:: WHAT YOU HAVE TO DO ::
Leave out the pictures and repeat the rest of the material exactly.

(Stored items)
>> Start
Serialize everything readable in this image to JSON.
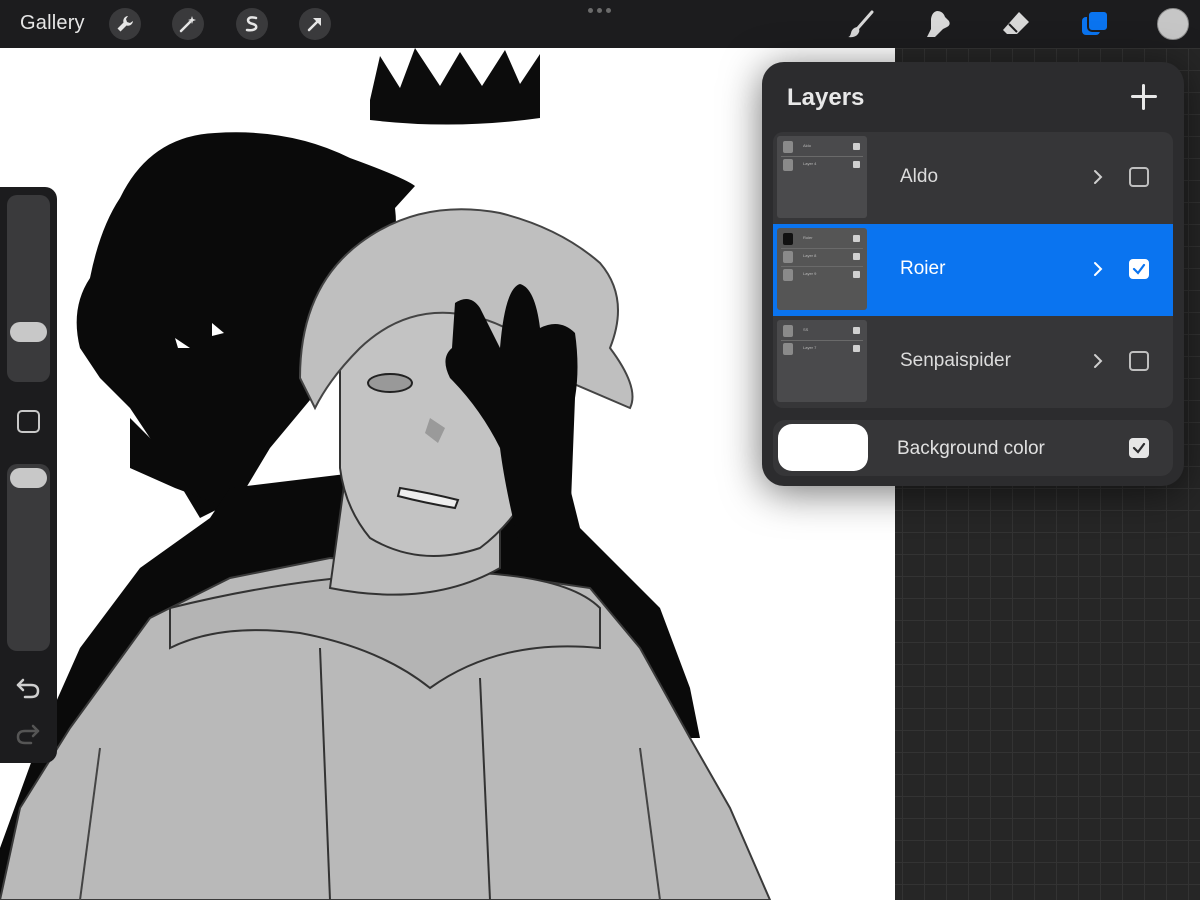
{
  "topbar": {
    "gallery_label": "Gallery",
    "left_tools": [
      "wrench-icon",
      "magic-wand-icon",
      "selection-icon",
      "transform-arrow-icon"
    ],
    "right_tools": [
      "brush-icon",
      "smudge-icon",
      "eraser-icon",
      "layers-icon"
    ],
    "active_tool": "layers-icon",
    "current_color": "#c6c6c6"
  },
  "sidebar": {
    "brush_size_level": 0.74,
    "opacity_level": 1.0,
    "tools": [
      "modify-button",
      "undo-icon",
      "redo-icon"
    ]
  },
  "layers_panel": {
    "title": "Layers",
    "add_icon": "plus-icon",
    "layers": [
      {
        "name": "Aldo",
        "visible": false,
        "selected": false,
        "thumb_labels": [
          "Aldo",
          "Layer 4"
        ]
      },
      {
        "name": "Roier",
        "visible": true,
        "selected": true,
        "thumb_labels": [
          "Roier",
          "Layer 8",
          "Layer 9"
        ]
      },
      {
        "name": "Senpaispider",
        "visible": false,
        "selected": false,
        "thumb_labels": [
          "SS",
          "Layer 7"
        ]
      }
    ],
    "background": {
      "label": "Background color",
      "color": "#ffffff",
      "visible": true
    }
  },
  "colors": {
    "accent": "#0a74f0",
    "panel": "#2c2c2e",
    "toolbar": "#1c1c1e"
  }
}
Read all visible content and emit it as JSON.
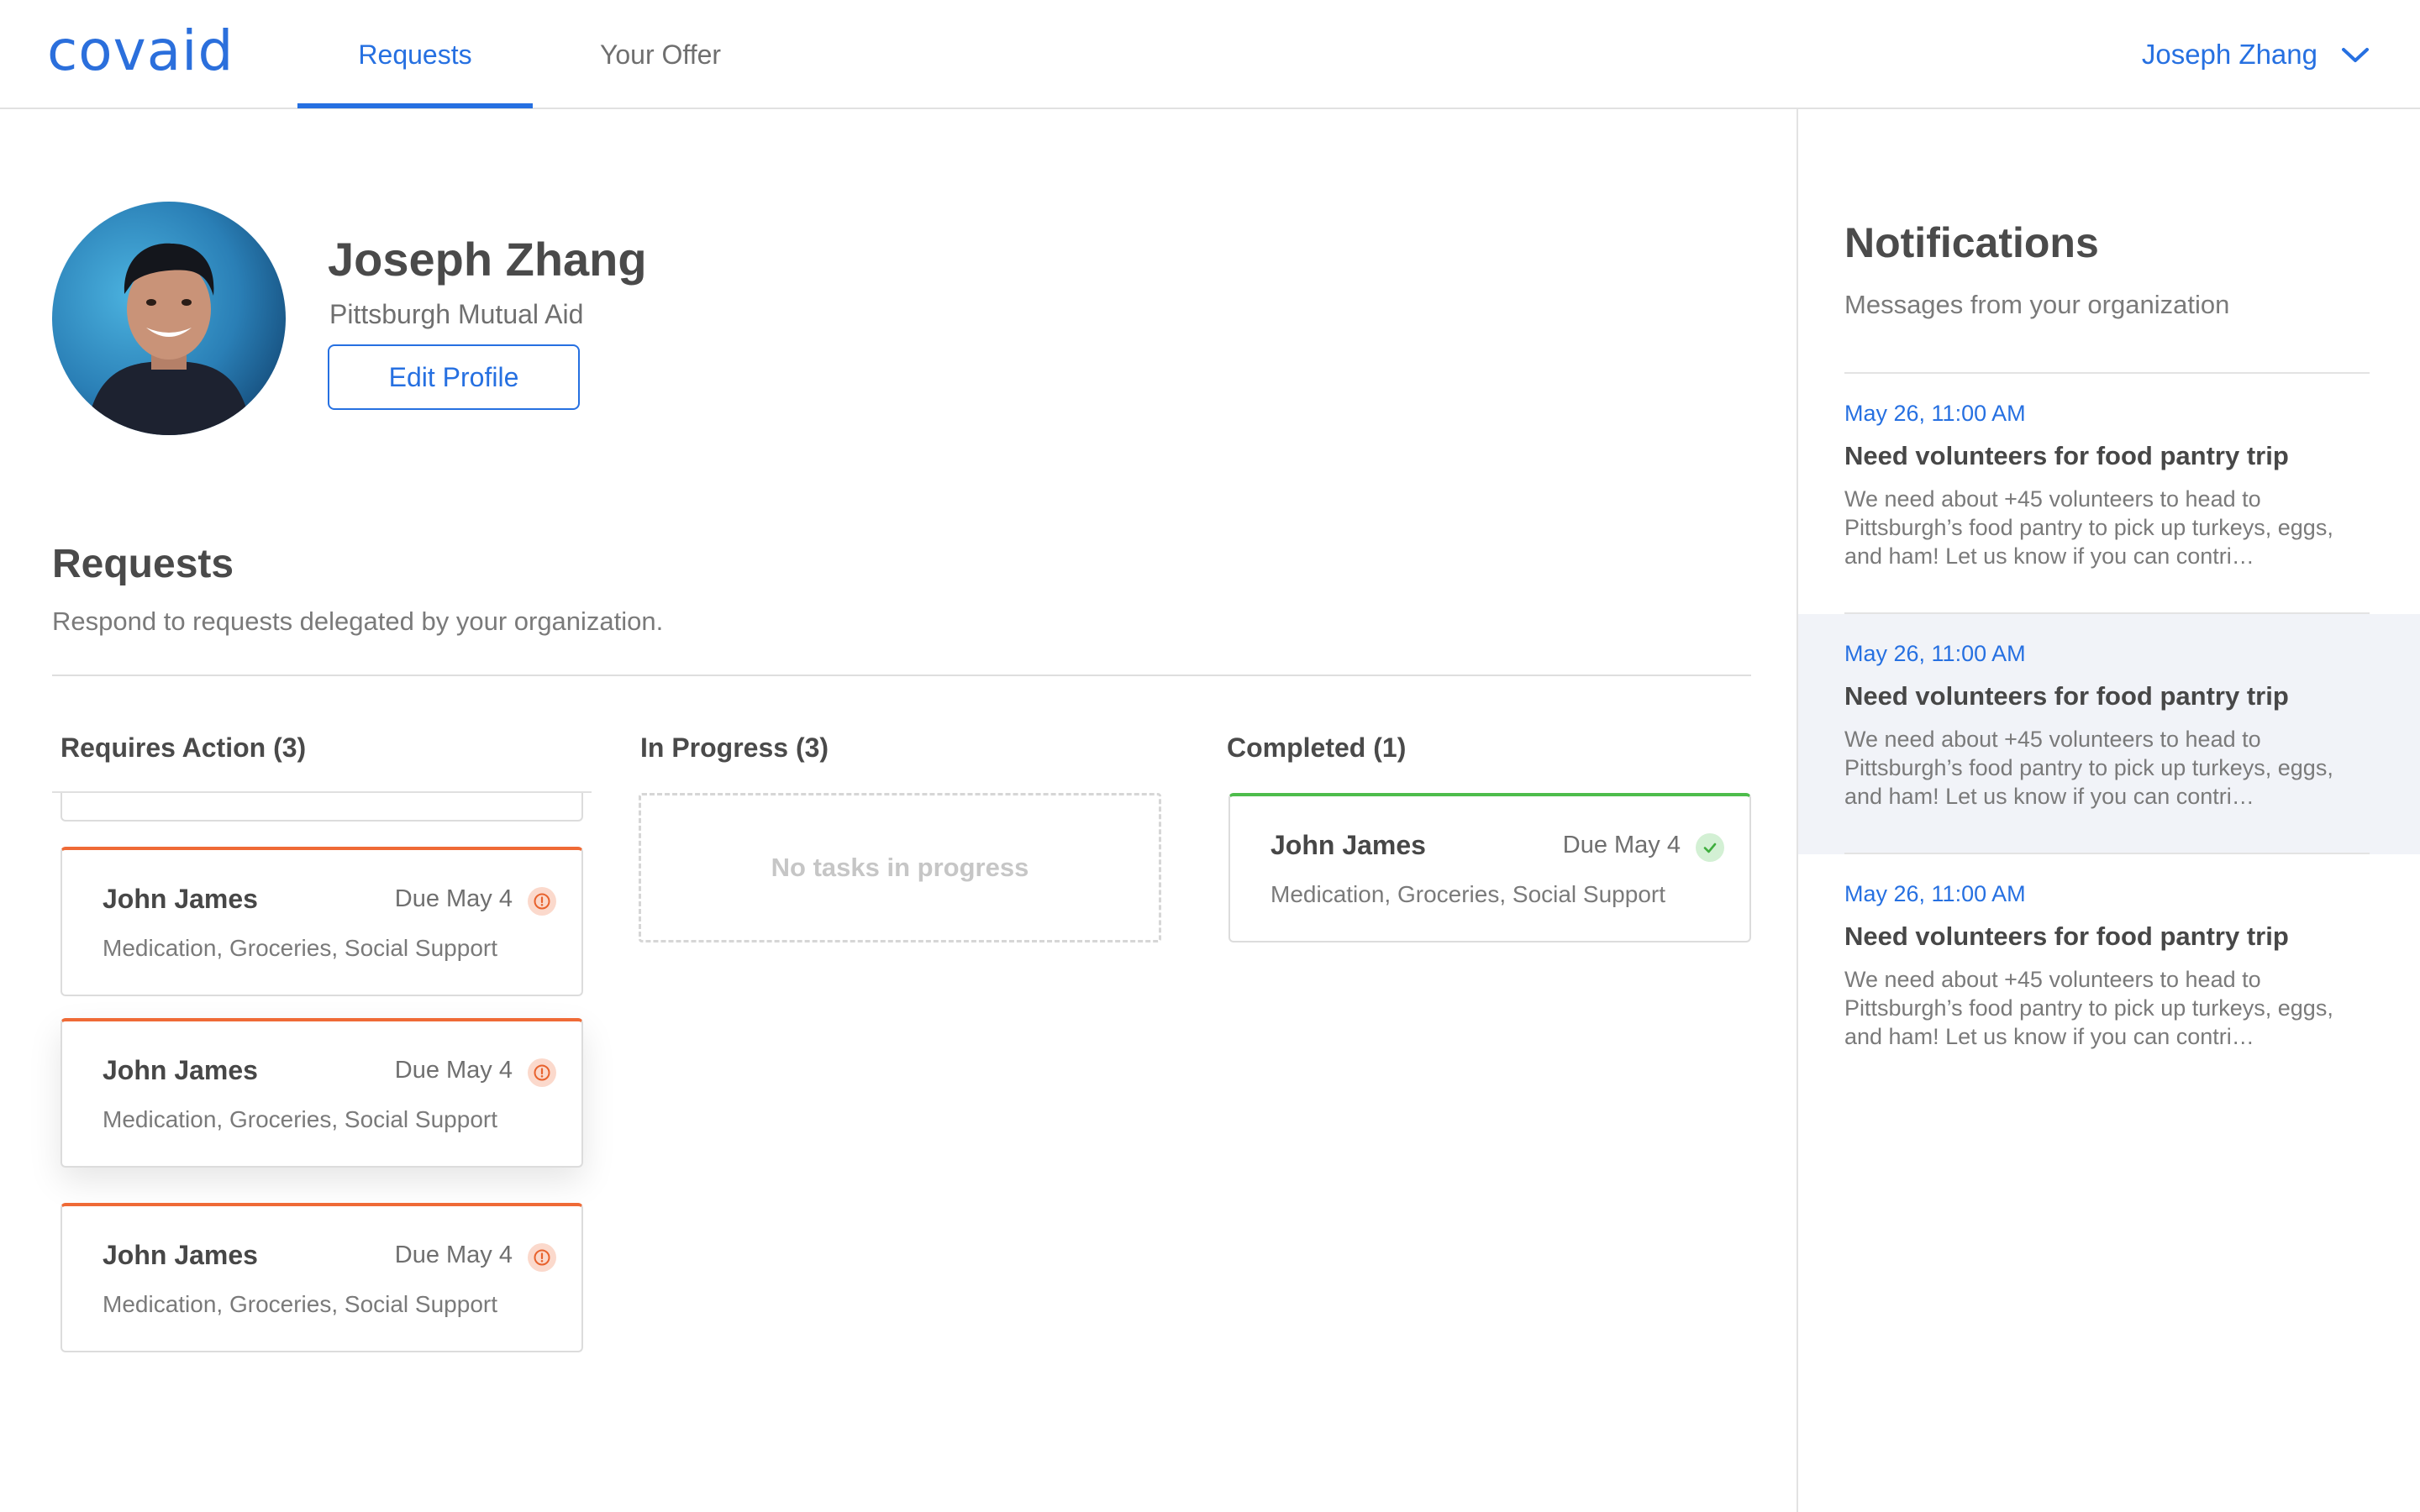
{
  "nav": {
    "logo": "covaid",
    "tabs": [
      {
        "label": "Requests",
        "active": true
      },
      {
        "label": "Your Offer",
        "active": false
      }
    ],
    "user_name": "Joseph Zhang",
    "accent_color": "#2670e1"
  },
  "profile": {
    "name": "Joseph Zhang",
    "organization": "Pittsburgh Mutual Aid",
    "edit_label": "Edit Profile"
  },
  "requests": {
    "title": "Requests",
    "subtitle": "Respond to requests delegated by your organization.",
    "columns": {
      "requires_action": {
        "title": "Requires Action (3)",
        "cards": [
          {
            "name": "John James",
            "due": "Due May 4",
            "tags": "Medication, Groceries, Social Support",
            "icon": "alert-icon"
          },
          {
            "name": "John James",
            "due": "Due May 4",
            "tags": "Medication, Groceries, Social Support",
            "icon": "alert-icon"
          },
          {
            "name": "John James",
            "due": "Due May 4",
            "tags": "Medication, Groceries, Social Support",
            "icon": "alert-icon"
          }
        ]
      },
      "in_progress": {
        "title": "In Progress (3)",
        "empty_text": "No tasks in progress"
      },
      "completed": {
        "title": "Completed (1)",
        "cards": [
          {
            "name": "John James",
            "due": "Due May 4",
            "tags": "Medication, Groceries, Social Support",
            "icon": "check-icon"
          }
        ]
      }
    },
    "colors": {
      "urgent": "#ef6a36",
      "complete": "#4dbd4b"
    }
  },
  "notifications": {
    "title": "Notifications",
    "subtitle": "Messages from your organization",
    "items": [
      {
        "time": "May 26, 11:00 AM",
        "title": "Need volunteers for food pantry trip",
        "body": "We need about +45 volunteers to head to Pittsburgh’s food pantry to pick up turkeys, eggs, and ham! Let us know if you can contri…"
      },
      {
        "time": "May 26, 11:00 AM",
        "title": "Need volunteers for food pantry trip",
        "body": "We need about +45 volunteers to head to Pittsburgh’s food pantry to pick up turkeys, eggs, and ham! Let us know if you can contri…"
      },
      {
        "time": "May 26, 11:00 AM",
        "title": "Need volunteers for food pantry trip",
        "body": "We need about +45 volunteers to head to Pittsburgh’s food pantry to pick up turkeys, eggs, and ham! Let us know if you can contri…"
      }
    ]
  }
}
>> End
:: THE REPLY ::
Serialize everything readable in this image to JSON.
{
  "topbar": {
    "gallery_label": "Gallery",
    "left_tools": [
      "wrench-icon",
      "magic-wand-icon",
      "selection-icon",
      "transform-arrow-icon"
    ],
    "right_tools": [
      "brush-icon",
      "smudge-icon",
      "eraser-icon",
      "layers-icon"
    ],
    "active_tool": "layers-icon",
    "current_color": "#c6c6c6"
  },
  "sidebar": {
    "brush_size_level": 0.74,
    "opacity_level": 1.0,
    "tools": [
      "modify-button",
      "undo-icon",
      "redo-icon"
    ]
  },
  "layers_panel": {
    "title": "Layers",
    "add_icon": "plus-icon",
    "layers": [
      {
        "name": "Aldo",
        "visible": false,
        "selected": false,
        "thumb_labels": [
          "Aldo",
          "Layer 4"
        ]
      },
      {
        "name": "Roier",
        "visible": true,
        "selected": true,
        "thumb_labels": [
          "Roier",
          "Layer 8",
          "Layer 9"
        ]
      },
      {
        "name": "Senpaispider",
        "visible": false,
        "selected": false,
        "thumb_labels": [
          "SS",
          "Layer 7"
        ]
      }
    ],
    "background": {
      "label": "Background color",
      "color": "#ffffff",
      "visible": true
    }
  },
  "colors": {
    "accent": "#0a74f0",
    "panel": "#2c2c2e",
    "toolbar": "#1c1c1e"
  }
}
Read all visible content and emit it as JSON.
{
  "nav": {
    "logo": "covaid",
    "tabs": [
      {
        "label": "Requests",
        "active": true
      },
      {
        "label": "Your Offer",
        "active": false
      }
    ],
    "user_name": "Joseph Zhang",
    "accent_color": "#2670e1"
  },
  "profile": {
    "name": "Joseph Zhang",
    "organization": "Pittsburgh Mutual Aid",
    "edit_label": "Edit Profile"
  },
  "requests": {
    "title": "Requests",
    "subtitle": "Respond to requests delegated by your organization.",
    "columns": {
      "requires_action": {
        "title": "Requires Action (3)",
        "cards": [
          {
            "name": "John James",
            "due": "Due May 4",
            "tags": "Medication, Groceries, Social Support",
            "icon": "alert-icon"
          },
          {
            "name": "John James",
            "due": "Due May 4",
            "tags": "Medication, Groceries, Social Support",
            "icon": "alert-icon"
          },
          {
            "name": "John James",
            "due": "Due May 4",
            "tags": "Medication, Groceries, Social Support",
            "icon": "alert-icon"
          }
        ]
      },
      "in_progress": {
        "title": "In Progress (3)",
        "empty_text": "No tasks in progress"
      },
      "completed": {
        "title": "Completed (1)",
        "cards": [
          {
            "name": "John James",
            "due": "Due May 4",
            "tags": "Medication, Groceries, Social Support",
            "icon": "check-icon"
          }
        ]
      }
    },
    "colors": {
      "urgent": "#ef6a36",
      "complete": "#4dbd4b"
    }
  },
  "notifications": {
    "title": "Notifications",
    "subtitle": "Messages from your organization",
    "items": [
      {
        "time": "May 26, 11:00 AM",
        "title": "Need volunteers for food pantry trip",
        "body": "We need about +45 volunteers to head to Pittsburgh’s food pantry to pick up turkeys, eggs, and ham! Let us know if you can contri…"
      },
      {
        "time": "May 26, 11:00 AM",
        "title": "Need volunteers for food pantry trip",
        "body": "We need about +45 volunteers to head to Pittsburgh’s food pantry to pick up turkeys, eggs, and ham! Let us know if you can contri…"
      },
      {
        "time": "May 26, 11:00 AM",
        "title": "Need volunteers for food pantry trip",
        "body": "We need about +45 volunteers to head to Pittsburgh’s food pantry to pick up turkeys, eggs, and ham! Let us know if you can contri…"
      }
    ]
  }
}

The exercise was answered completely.